-- Dataset content follows --
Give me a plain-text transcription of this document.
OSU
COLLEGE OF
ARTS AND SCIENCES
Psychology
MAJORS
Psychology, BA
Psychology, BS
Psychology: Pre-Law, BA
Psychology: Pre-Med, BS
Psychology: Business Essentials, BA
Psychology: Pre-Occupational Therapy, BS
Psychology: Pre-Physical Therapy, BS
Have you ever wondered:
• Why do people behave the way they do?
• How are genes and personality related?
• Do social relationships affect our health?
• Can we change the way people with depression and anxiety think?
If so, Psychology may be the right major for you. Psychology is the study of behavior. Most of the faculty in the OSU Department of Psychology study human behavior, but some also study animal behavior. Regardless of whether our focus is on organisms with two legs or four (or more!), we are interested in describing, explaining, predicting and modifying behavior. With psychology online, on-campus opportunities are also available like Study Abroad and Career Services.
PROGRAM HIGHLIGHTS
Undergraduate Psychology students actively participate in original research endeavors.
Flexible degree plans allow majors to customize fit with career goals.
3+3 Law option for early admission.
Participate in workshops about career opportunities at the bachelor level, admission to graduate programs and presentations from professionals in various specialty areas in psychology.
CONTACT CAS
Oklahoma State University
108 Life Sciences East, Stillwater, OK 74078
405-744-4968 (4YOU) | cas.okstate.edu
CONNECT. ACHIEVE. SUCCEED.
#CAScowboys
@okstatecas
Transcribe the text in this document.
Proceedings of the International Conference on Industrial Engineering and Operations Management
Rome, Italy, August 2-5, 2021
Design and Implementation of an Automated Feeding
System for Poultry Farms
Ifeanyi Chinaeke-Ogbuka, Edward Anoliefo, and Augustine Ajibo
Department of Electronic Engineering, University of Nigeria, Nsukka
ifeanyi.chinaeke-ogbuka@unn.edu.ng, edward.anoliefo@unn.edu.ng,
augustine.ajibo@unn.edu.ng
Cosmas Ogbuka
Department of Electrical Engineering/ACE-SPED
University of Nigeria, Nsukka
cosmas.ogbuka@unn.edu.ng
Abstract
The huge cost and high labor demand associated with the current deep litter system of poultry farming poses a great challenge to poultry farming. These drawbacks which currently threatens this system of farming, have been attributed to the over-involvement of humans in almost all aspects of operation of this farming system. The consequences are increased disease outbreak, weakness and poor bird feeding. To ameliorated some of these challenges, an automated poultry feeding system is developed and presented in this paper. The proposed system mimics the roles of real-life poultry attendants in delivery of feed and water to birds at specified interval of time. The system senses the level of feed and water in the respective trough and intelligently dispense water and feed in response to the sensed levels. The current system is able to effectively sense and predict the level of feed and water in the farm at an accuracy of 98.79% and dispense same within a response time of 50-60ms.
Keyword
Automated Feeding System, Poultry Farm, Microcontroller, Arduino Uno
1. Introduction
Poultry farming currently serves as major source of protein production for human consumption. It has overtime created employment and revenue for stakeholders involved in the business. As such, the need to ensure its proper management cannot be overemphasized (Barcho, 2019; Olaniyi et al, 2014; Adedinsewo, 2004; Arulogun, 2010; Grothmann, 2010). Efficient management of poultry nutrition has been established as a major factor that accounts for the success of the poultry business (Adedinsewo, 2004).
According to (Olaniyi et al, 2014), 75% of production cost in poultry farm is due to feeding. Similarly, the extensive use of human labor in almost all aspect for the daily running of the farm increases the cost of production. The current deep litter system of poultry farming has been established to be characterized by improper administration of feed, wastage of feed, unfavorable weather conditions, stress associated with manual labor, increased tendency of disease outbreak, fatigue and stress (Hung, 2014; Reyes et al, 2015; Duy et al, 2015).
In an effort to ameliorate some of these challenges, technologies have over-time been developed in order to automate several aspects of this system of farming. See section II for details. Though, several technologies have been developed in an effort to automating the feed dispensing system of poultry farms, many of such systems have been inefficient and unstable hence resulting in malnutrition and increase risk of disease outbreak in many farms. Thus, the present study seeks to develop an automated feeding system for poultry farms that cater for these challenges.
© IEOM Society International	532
-- Dataset content concluded --
-- Dataset content follows --
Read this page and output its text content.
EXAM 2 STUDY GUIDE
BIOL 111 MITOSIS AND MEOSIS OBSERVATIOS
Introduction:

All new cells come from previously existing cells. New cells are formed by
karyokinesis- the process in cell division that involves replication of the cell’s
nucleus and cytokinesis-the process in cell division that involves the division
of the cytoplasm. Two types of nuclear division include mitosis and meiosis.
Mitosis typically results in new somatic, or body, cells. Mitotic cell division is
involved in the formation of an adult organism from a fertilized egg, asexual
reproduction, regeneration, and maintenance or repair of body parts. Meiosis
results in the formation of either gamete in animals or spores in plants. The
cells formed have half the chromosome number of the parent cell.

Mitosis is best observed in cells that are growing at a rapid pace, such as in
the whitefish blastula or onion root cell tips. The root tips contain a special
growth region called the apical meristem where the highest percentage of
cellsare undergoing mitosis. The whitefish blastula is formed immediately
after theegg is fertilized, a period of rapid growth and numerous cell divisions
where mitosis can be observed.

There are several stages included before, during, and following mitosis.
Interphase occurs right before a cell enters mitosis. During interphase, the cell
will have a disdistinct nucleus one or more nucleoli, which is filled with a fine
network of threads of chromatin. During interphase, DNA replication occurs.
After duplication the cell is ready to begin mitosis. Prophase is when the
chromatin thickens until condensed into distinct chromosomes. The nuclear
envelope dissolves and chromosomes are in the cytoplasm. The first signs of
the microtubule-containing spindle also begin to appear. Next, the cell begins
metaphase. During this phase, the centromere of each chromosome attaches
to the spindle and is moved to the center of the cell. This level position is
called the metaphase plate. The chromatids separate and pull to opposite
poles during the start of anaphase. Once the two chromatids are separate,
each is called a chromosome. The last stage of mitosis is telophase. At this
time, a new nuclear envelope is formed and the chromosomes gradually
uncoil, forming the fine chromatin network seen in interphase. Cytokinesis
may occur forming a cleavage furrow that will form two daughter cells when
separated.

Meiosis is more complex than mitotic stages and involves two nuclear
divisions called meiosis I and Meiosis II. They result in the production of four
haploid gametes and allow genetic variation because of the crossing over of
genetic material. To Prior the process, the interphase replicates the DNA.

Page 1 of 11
-- Dataset content concluded --
Required action
Would you copy out each line of the records above where the word "Nsukka" occurs?

Solution to this task
Department of Electronic Engineering, University of Nigeria, Nsukka
University of Nigeria, Nsukka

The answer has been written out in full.